WHAT IS BEING ASKED ▸ Arrange the material below as a Markdown table with the columns "Row" and "Line", numbering each row and leaving out blank lines. Begin at the start of the material and stop after the line that contains "225, 320, 239]".

EXERCISE MATERIALS ▸
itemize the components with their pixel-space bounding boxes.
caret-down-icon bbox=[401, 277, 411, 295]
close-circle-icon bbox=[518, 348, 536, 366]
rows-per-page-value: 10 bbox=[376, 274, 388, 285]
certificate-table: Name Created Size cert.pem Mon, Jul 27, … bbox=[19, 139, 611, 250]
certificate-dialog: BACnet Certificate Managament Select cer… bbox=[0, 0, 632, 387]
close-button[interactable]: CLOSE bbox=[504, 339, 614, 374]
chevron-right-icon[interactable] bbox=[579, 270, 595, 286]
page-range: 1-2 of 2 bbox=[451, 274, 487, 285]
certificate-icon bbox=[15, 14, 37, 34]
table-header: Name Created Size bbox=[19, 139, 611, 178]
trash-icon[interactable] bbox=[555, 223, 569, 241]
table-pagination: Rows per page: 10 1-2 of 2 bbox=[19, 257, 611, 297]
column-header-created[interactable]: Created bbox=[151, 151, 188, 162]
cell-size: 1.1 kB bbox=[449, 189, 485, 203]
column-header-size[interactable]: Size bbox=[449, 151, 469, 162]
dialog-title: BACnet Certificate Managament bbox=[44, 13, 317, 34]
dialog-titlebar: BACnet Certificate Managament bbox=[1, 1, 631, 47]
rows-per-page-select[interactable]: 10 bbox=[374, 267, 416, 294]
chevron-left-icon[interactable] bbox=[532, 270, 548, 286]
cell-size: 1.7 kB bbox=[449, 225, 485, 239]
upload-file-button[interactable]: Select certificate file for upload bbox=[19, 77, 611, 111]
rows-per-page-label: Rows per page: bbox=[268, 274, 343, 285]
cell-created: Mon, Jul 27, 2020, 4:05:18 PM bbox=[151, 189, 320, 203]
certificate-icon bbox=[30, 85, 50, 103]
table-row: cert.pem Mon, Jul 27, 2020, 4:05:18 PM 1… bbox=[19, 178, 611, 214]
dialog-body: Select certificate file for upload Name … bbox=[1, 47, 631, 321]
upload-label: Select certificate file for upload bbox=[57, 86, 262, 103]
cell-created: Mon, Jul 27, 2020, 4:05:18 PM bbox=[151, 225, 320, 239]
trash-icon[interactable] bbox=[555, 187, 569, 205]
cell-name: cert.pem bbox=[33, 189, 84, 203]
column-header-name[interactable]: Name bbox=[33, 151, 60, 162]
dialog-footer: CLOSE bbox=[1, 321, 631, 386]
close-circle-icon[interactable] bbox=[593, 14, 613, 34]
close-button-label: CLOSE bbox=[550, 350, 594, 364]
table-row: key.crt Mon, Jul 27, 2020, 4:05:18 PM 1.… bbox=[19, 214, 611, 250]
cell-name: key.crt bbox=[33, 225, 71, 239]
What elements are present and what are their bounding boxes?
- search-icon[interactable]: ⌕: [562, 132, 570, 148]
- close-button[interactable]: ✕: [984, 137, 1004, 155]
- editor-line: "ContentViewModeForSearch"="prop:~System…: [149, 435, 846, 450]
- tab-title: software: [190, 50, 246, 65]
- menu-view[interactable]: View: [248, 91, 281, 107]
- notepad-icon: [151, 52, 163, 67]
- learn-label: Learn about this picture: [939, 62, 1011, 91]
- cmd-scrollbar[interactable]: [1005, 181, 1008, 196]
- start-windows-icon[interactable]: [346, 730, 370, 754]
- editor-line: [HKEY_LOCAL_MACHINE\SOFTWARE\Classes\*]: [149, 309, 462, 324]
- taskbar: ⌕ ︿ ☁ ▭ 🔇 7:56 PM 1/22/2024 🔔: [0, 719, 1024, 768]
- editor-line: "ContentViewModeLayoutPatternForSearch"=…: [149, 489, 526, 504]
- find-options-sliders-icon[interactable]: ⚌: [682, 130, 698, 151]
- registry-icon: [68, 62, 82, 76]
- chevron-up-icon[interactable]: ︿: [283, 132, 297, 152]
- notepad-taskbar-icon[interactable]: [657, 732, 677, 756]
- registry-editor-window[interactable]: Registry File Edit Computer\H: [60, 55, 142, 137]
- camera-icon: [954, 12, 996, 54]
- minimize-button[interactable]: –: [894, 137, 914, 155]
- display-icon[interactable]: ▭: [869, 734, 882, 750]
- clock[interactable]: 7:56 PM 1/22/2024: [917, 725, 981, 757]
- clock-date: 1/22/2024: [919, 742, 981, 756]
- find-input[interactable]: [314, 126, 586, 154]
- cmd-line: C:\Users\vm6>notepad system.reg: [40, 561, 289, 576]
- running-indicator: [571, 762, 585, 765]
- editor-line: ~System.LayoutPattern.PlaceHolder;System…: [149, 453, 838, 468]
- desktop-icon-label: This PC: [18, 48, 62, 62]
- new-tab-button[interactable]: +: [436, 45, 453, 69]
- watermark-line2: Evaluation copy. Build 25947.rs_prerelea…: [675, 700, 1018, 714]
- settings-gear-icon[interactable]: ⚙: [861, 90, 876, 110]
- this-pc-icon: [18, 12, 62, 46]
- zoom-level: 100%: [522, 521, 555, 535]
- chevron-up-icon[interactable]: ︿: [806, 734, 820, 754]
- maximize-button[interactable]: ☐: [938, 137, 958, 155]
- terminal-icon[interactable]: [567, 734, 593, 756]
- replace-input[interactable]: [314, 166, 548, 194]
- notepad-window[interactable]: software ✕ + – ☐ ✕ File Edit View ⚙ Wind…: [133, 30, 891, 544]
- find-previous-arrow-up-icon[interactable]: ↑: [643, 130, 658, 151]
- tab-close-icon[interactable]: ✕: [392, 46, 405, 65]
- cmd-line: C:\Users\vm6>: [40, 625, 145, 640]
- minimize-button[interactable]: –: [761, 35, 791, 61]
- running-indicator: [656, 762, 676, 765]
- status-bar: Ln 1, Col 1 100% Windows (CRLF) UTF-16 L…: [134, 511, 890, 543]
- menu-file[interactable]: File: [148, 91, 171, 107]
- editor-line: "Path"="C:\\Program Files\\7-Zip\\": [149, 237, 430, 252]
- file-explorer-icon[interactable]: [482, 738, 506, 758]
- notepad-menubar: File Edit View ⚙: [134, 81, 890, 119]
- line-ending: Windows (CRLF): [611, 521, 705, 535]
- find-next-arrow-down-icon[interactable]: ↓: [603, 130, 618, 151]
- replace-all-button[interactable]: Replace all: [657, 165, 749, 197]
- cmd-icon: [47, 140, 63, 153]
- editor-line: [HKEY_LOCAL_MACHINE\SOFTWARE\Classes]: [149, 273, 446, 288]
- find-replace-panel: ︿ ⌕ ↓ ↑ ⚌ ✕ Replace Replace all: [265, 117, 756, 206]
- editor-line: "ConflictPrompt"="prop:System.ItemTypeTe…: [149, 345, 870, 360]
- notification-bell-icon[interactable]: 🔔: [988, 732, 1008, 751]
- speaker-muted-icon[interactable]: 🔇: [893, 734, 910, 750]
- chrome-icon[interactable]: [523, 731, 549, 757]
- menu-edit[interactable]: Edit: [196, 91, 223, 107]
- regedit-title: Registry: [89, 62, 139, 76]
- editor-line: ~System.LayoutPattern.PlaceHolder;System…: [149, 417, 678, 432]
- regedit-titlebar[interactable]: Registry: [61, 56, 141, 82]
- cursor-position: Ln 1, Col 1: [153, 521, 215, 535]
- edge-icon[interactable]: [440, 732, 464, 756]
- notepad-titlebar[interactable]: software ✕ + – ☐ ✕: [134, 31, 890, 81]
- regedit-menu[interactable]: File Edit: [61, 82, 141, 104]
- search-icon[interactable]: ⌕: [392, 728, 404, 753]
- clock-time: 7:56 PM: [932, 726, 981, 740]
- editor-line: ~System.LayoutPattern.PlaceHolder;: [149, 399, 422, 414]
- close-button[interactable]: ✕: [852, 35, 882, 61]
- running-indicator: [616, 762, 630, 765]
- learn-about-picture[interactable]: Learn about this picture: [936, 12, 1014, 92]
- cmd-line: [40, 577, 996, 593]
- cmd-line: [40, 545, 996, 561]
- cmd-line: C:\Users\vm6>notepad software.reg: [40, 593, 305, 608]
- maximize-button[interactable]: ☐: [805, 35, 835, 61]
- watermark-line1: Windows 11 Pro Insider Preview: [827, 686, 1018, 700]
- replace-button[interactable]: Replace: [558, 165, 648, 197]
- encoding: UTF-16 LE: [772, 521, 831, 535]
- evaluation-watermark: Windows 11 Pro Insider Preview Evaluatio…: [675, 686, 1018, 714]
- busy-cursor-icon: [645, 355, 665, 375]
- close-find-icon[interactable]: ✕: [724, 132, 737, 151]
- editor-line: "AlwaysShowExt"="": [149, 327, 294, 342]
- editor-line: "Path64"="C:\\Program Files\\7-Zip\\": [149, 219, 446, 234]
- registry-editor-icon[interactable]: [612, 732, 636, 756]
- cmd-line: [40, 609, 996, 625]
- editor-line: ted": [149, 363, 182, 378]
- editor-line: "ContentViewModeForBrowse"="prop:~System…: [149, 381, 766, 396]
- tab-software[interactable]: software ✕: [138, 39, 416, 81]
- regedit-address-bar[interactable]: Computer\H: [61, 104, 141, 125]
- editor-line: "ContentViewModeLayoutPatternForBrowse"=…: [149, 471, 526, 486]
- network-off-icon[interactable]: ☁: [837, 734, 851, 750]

REPLY TO THE EXERCISE ▸
| Row | Line |
|---|---|
| 1 | itemize the components with their pixel-space bounding boxes. |
| 2 | caret-down-icon bbox=[401, 277, 411, 295] |
| 3 | close-circle-icon bbox=[518, 348, 536, 366] |
| 4 | rows-per-page-value: 10 bbox=[376, 274, 388, 285] |
| 5 | certificate-table: Name Created Size cert.pem Mon, Jul 27, … bbox=[19, 139, 611, 250] |
| 6 | certificate-dialog: BACnet Certificate Managament Select cer… bbox=[0, 0, 632, 387] |
| 7 | close-button[interactable]: CLOSE bbox=[504, 339, 614, 374] |
| 8 | chevron-right-icon[interactable] bbox=[579, 270, 595, 286] |
| 9 | page-range: 1-2 of 2 bbox=[451, 274, 487, 285] |
| 10 | certificate-icon bbox=[15, 14, 37, 34] |
| 11 | table-header: Name Created Size bbox=[19, 139, 611, 178] |
| 12 | trash-icon[interactable] bbox=[555, 223, 569, 241] |
| 13 | table-pagination: Rows per page: 10 1-2 of 2 bbox=[19, 257, 611, 297] |
| 14 | column-header-created[interactable]: Created bbox=[151, 151, 188, 162] |
| 15 | cell-size: 1.1 kB bbox=[449, 189, 485, 203] |
| 16 | column-header-size[interactable]: Size bbox=[449, 151, 469, 162] |
| 17 | dialog-title: BACnet Certificate Managament bbox=[44, 13, 317, 34] |
| 18 | dialog-titlebar: BACnet Certificate Managament bbox=[1, 1, 631, 47] |
| 19 | rows-per-page-select[interactable]: 10 bbox=[374, 267, 416, 294] |
| 20 | chevron-left-icon[interactable] bbox=[532, 270, 548, 286] |
| 21 | cell-size: 1.7 kB bbox=[449, 225, 485, 239] |
| 22 | upload-file-button[interactable]: Select certificate file for upload bbox=[19, 77, 611, 111] |
| 23 | rows-per-page-label: Rows per page: bbox=[268, 274, 343, 285] |
| 24 | cell-created: Mon, Jul 27, 2020, 4:05:18 PM bbox=[151, 189, 320, 203] |
| 25 | certificate-icon bbox=[30, 85, 50, 103] |
| 26 | table-row: cert.pem Mon, Jul 27, 2020, 4:05:18 PM 1… bbox=[19, 178, 611, 214] |
| 27 | dialog-body: Select certificate file for upload Name … bbox=[1, 47, 631, 321] |
| 28 | upload-label: Select certificate file for upload bbox=[57, 86, 262, 103] |
| 29 | cell-created: Mon, Jul 27, 2020, 4:05:18 PM bbox=[151, 225, 320, 239] |